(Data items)
--

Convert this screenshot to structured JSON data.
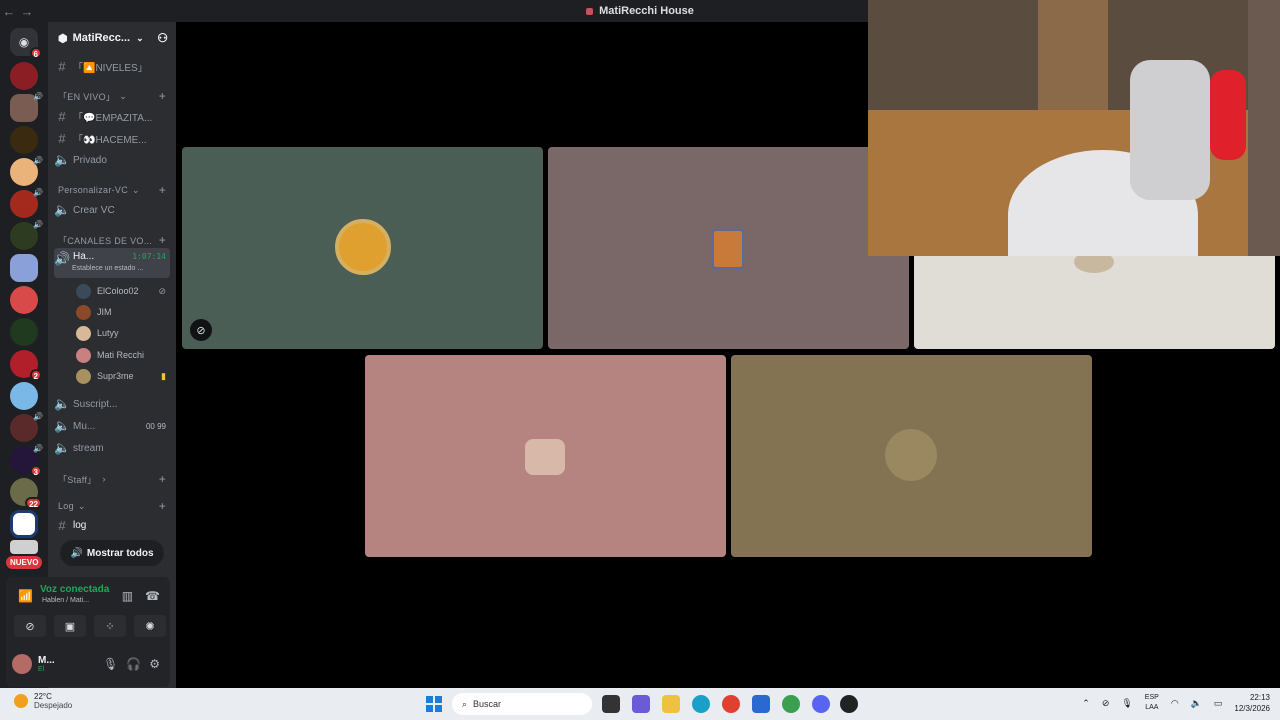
{
  "window": {
    "title": "MatiRecchi House",
    "back": "←",
    "forward": "→"
  },
  "server": {
    "name": "MatiRecc..."
  },
  "channels": {
    "niveles": "「🔼NIVELES」",
    "cat_envivo": "「EN VIVO」",
    "empazitando": "「💬EMPAZITA...",
    "haceme": "「👀HACEME...",
    "privado": "Privado",
    "cat_personalizar": "Personalizar-VC",
    "crear_vc": "Crear VC",
    "cat_canales": "「CANALES DE VO...",
    "active_vc": "Ha...",
    "active_timer": "1:07:14",
    "active_status": "Establece un estado ...",
    "suscript": "Suscript...",
    "mu": "Mu...",
    "mu_counts": "00 99",
    "stream": "stream",
    "cat_staff": "「Staff」",
    "cat_log": "Log",
    "log": "log",
    "show_all": "Mostrar todos"
  },
  "members": [
    {
      "name": "ElColoo02"
    },
    {
      "name": "JIM"
    },
    {
      "name": "Lutyy"
    },
    {
      "name": "Mati Recchi"
    },
    {
      "name": "Supr3me"
    }
  ],
  "guild_badges": {
    "g1": "6",
    "g12": "2",
    "g15": "3",
    "g16": "22",
    "new": "NUEVO"
  },
  "voice": {
    "status": "Voz conectada",
    "sub": "Hablen / Mati...",
    "user": "M...",
    "user_sub": "El"
  },
  "taskbar": {
    "temp": "22°C",
    "condition": "Despejado",
    "search": "Buscar",
    "lang1": "ESP",
    "lang2": "LAA",
    "time": "22:13",
    "date": "12/3/2026"
  },
  "colors": {
    "accent_green": "#23a55a",
    "danger": "#da373c"
  }
}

--

Exercise details:
Copy out every line from the data above that has "name" in it.

Result:
    "name": "MatiRecc..."
      "name": "ElColoo02"
      "name": "JIM"
      "name": "Lutyy"
      "name": "Mati Recchi"
      "name": "Supr3me"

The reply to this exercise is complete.